> _Assignment_
Copy each line of the material in which the word "calore" appears.

> _Working data_
* * * * * * * * *
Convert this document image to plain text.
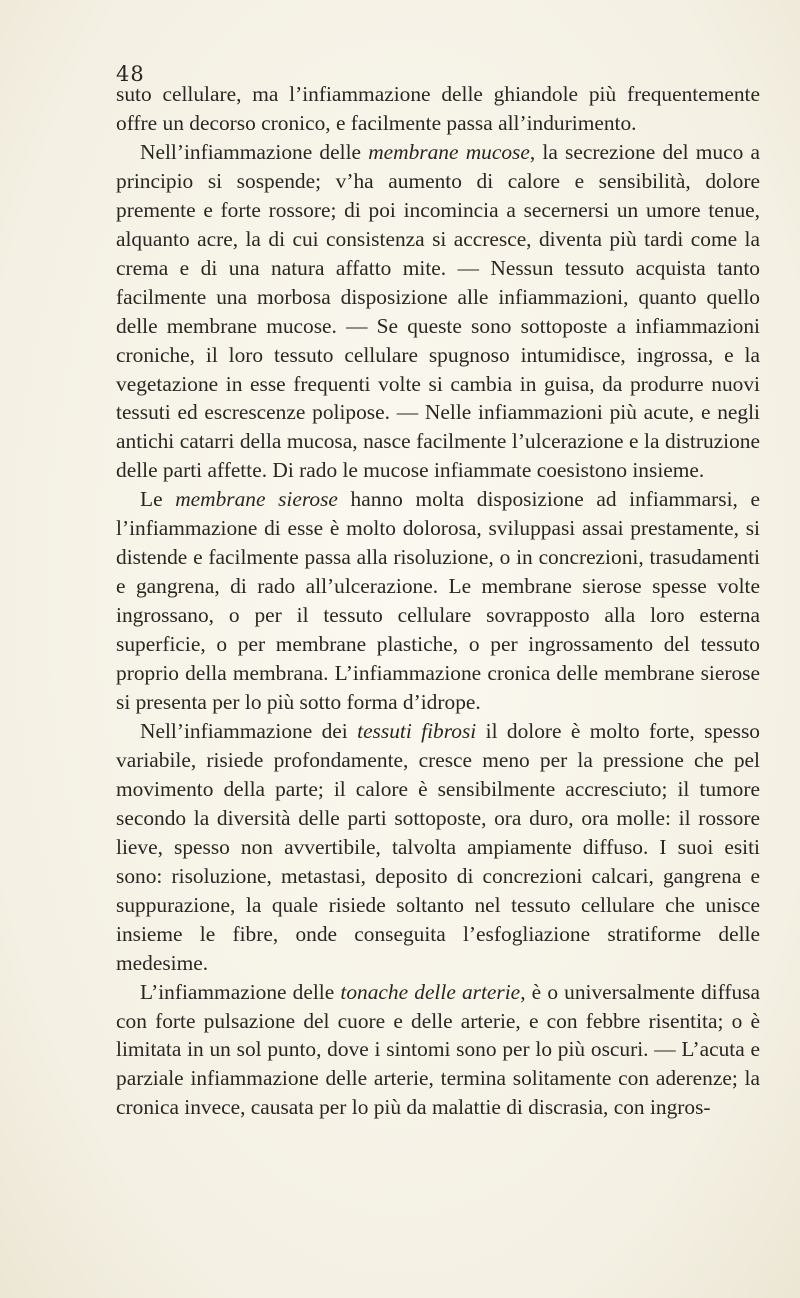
48

suto cellulare, ma l’infiammazione delle ghiandole più frequentemente offre un decorso cronico, e facilmente passa all’indurimento.

Nell’infiammazione delle membrane mucose, la secrezione del muco a principio si sospende; v’ha aumento di calore e sensibilità, dolore premente e forte rossore; di poi incomincia a secernersi un umore tenue, alquanto acre, la di cui consistenza si accresce, diventa più tardi come la crema e di una natura affatto mite. — Nessun tessuto acquista tanto facilmente una morbosa disposizione alle infiammazioni, quanto quello delle membrane mucose. — Se queste sono sottoposte a infiammazioni croniche, il loro tessuto cellulare spugnoso intumidisce, ingrossa, e la vegetazione in esse frequenti volte si cambia in guisa, da produrre nuovi tessuti ed escrescenze polipose. — Nelle infiammazioni più acute, e negli antichi catarri della mucosa, nasce facilmente l’ulcerazione e la distruzione delle parti affette. Di rado le mucose infiammate coesistono insieme.

Le membrane sierose hanno molta disposizione ad infiammarsi, e l’infiammazione di esse è molto dolorosa, sviluppasi assai prestamente, si distende e facilmente passa alla risoluzione, o in concrezioni, trasudamenti e gangrena, di rado all’ulcerazione. Le membrane sierose spesse volte ingrossano, o per il tessuto cellulare sovrapposto alla loro esterna superficie, o per membrane plastiche, o per ingrossamento del tessuto proprio della membrana. L’infiammazione cronica delle membrane sierose si presenta per lo più sotto forma d’idrope.

Nell’infiammazione dei tessuti fibrosi il dolore è molto forte, spesso variabile, risiede profondamente, cresce meno per la pressione che pel movimento della parte; il calore è sensibilmente accresciuto; il tumore secondo la diversità delle parti sottoposte, ora duro, ora molle: il rossore lieve, spesso non avvertibile, talvolta ampiamente diffuso. I suoi esiti sono: risoluzione, metastasi, deposito di concrezioni calcari, gangrena e suppurazione, la quale risiede soltanto nel tessuto cellulare che unisce insieme le fibre, onde conseguita l’esfogliazione stratiforme delle medesime.

L’infiammazione delle tonache delle arterie, è o universalmente diffusa con forte pulsazione del cuore e delle arterie, e con febbre risentita; o è limitata in un sol punto, dove i sintomi sono per lo più oscuri. — L’acuta e parziale infiammazione delle arterie, termina solitamente con aderenze; la cronica invece, causata per lo più da malattie di discrasia, con ingros-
* * * * * * * * *
> _Answer space_
Nell’infiammazione delle membrane mucose, la secrezione del muco a principio si sospende; v’ha aumento di calore e sensibilità, dolore premente e forte rossore; di poi incomincia a secernersi un umore tenue, alquanto acre, la di cui consistenza si accresce, diventa più tardi come la crema e di una natura affatto mite. — Nessun tessuto acquista tanto facilmente una morbosa disposizione alle infiammazioni, quanto quello delle membrane mucose. — Se queste sono sottoposte a infiammazioni croniche, il loro tessuto cellulare spugnoso intumidisce, ingrossa, e la vegetazione in esse frequenti volte si cambia in guisa, da produrre nuovi tessuti ed escrescenze polipose. — Nelle infiammazioni più acute, e negli antichi catarri della mucosa, nasce facilmente l’ulcerazione e la distruzione delle parti affette. Di rado le mucose infiammate coesistono insieme.
Nell’infiammazione dei tessuti fibrosi il dolore è molto forte, spesso variabile, risiede profondamente, cresce meno per la pressione che pel movimento della parte; il calore è sensibilmente accresciuto; il tumore secondo la diversità delle parti sottoposte, ora duro, ora molle: il rossore lieve, spesso non avvertibile, talvolta ampiamente diffuso. I suoi esiti sono: risoluzione, metastasi, deposito di concrezioni calcari, gangrena e suppurazione, la quale risiede soltanto nel tessuto cellulare che unisce insieme le fibre, onde conseguita l’esfogliazione stratiforme delle medesime.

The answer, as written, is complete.